━━━━━ Supplied material ━━━━━

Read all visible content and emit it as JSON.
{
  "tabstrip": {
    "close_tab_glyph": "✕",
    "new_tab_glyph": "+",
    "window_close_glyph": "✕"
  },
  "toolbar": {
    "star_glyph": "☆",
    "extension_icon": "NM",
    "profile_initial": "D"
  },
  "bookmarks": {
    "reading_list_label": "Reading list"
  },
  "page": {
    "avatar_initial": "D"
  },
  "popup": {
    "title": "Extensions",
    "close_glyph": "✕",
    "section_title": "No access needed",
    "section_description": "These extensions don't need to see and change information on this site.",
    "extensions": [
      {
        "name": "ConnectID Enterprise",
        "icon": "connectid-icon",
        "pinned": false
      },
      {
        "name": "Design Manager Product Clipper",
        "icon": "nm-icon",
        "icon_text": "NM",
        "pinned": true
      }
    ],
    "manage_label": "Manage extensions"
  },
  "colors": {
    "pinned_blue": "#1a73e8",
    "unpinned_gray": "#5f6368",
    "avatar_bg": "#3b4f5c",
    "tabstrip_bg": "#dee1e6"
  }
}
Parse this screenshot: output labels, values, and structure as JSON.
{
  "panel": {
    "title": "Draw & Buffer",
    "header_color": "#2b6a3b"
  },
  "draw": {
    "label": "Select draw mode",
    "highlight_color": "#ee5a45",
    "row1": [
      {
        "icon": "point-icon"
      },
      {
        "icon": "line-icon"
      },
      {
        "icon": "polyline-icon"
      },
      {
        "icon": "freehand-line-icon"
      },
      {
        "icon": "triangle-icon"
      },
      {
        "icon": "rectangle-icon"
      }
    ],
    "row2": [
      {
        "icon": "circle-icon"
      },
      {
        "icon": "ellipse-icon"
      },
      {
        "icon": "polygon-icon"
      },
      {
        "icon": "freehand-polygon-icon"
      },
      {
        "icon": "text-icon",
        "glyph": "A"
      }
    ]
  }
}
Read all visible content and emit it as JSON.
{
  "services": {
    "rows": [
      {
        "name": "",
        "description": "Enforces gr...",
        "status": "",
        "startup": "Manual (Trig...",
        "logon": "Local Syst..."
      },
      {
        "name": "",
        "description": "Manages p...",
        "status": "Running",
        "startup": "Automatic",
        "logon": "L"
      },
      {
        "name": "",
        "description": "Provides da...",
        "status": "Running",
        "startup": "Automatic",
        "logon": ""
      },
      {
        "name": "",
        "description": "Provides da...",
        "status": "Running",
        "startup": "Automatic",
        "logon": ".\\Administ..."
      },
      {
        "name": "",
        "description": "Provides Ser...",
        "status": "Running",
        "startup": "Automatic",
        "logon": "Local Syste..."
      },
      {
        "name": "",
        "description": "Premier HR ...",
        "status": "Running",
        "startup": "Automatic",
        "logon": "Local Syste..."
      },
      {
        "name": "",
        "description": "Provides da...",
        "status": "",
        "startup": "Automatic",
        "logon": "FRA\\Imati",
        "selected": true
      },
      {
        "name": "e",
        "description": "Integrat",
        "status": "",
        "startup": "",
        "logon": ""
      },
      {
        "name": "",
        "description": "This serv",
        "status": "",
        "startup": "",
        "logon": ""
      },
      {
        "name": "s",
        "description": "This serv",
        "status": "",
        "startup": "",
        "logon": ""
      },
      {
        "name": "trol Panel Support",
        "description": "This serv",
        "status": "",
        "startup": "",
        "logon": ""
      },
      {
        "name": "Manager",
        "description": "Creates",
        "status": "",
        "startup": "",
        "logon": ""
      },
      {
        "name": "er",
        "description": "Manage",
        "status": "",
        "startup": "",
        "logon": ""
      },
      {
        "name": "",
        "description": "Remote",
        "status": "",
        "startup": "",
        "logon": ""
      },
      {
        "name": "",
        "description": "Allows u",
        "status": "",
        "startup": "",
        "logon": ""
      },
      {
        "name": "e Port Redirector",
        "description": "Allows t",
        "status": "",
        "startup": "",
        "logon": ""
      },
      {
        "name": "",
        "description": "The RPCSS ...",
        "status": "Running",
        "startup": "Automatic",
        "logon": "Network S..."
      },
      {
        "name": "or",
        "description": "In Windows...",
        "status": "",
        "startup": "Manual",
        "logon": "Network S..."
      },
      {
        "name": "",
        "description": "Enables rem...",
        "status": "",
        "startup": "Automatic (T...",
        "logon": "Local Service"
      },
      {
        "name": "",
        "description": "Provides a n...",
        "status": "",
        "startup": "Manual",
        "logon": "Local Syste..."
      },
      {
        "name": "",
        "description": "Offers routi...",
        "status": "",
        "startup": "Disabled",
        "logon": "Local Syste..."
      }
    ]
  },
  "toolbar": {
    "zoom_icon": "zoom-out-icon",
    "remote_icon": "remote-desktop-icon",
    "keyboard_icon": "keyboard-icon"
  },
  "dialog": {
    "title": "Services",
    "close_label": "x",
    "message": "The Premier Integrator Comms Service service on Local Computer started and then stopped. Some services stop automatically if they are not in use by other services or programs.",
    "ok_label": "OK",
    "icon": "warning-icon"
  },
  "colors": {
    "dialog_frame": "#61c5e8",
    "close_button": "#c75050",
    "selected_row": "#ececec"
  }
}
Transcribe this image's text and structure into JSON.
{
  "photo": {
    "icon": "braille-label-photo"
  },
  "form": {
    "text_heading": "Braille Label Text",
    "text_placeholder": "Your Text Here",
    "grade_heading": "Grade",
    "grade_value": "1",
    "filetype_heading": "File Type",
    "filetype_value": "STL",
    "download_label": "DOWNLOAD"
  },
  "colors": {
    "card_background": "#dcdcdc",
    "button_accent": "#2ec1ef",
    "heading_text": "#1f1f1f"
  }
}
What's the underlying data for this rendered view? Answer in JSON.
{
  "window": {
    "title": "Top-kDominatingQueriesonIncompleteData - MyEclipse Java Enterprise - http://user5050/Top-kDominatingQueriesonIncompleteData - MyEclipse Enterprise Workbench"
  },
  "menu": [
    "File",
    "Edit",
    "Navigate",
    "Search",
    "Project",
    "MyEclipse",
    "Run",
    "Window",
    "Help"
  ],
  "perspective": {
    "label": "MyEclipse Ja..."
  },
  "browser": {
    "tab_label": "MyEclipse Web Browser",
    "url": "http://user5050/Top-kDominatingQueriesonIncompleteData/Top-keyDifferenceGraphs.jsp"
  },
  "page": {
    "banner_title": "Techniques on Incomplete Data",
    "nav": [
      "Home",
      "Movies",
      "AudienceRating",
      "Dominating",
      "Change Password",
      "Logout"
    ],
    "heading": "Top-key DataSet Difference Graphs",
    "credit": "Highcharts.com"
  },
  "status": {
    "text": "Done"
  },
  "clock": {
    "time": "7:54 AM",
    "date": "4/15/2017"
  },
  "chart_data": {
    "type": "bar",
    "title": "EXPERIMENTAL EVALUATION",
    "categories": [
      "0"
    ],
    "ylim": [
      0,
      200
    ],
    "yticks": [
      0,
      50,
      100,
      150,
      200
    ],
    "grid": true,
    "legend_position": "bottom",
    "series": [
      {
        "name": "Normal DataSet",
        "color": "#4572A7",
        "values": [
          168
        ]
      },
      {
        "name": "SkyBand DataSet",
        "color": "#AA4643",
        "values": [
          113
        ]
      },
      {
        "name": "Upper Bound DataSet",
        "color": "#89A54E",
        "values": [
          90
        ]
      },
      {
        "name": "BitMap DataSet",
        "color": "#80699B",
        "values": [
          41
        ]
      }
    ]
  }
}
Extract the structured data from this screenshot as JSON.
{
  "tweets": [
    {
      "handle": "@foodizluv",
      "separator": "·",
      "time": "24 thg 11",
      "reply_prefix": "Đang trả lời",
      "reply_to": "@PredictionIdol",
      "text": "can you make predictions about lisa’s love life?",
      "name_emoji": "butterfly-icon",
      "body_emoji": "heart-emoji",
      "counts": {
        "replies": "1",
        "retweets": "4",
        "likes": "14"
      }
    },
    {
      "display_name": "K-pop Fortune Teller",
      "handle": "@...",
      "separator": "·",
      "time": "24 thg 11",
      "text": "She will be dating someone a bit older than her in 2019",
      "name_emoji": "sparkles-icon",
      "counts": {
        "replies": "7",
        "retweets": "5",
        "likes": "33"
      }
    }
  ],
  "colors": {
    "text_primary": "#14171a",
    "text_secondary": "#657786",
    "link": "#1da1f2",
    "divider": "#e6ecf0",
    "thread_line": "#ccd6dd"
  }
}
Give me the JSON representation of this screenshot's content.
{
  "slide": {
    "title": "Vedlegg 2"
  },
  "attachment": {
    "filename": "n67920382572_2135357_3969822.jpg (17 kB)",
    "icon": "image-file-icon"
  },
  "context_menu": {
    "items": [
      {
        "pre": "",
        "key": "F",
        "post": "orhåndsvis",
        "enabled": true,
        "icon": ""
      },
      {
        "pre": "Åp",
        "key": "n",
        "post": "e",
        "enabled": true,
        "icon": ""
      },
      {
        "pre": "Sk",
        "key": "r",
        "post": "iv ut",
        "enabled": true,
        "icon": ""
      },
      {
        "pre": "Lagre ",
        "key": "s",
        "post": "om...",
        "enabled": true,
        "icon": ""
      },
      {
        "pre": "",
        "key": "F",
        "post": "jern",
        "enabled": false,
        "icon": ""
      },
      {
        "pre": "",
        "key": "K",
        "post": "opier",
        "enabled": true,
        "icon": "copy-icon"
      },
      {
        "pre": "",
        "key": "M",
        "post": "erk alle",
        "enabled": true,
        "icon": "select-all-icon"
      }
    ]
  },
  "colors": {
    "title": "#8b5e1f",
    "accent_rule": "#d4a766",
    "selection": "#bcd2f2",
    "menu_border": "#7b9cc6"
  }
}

━━━━━

What to do
Copy each line above that contains the word "Manager".

Correct response
        "name": "Design Manager Product Clipper",
        "name": "Manager",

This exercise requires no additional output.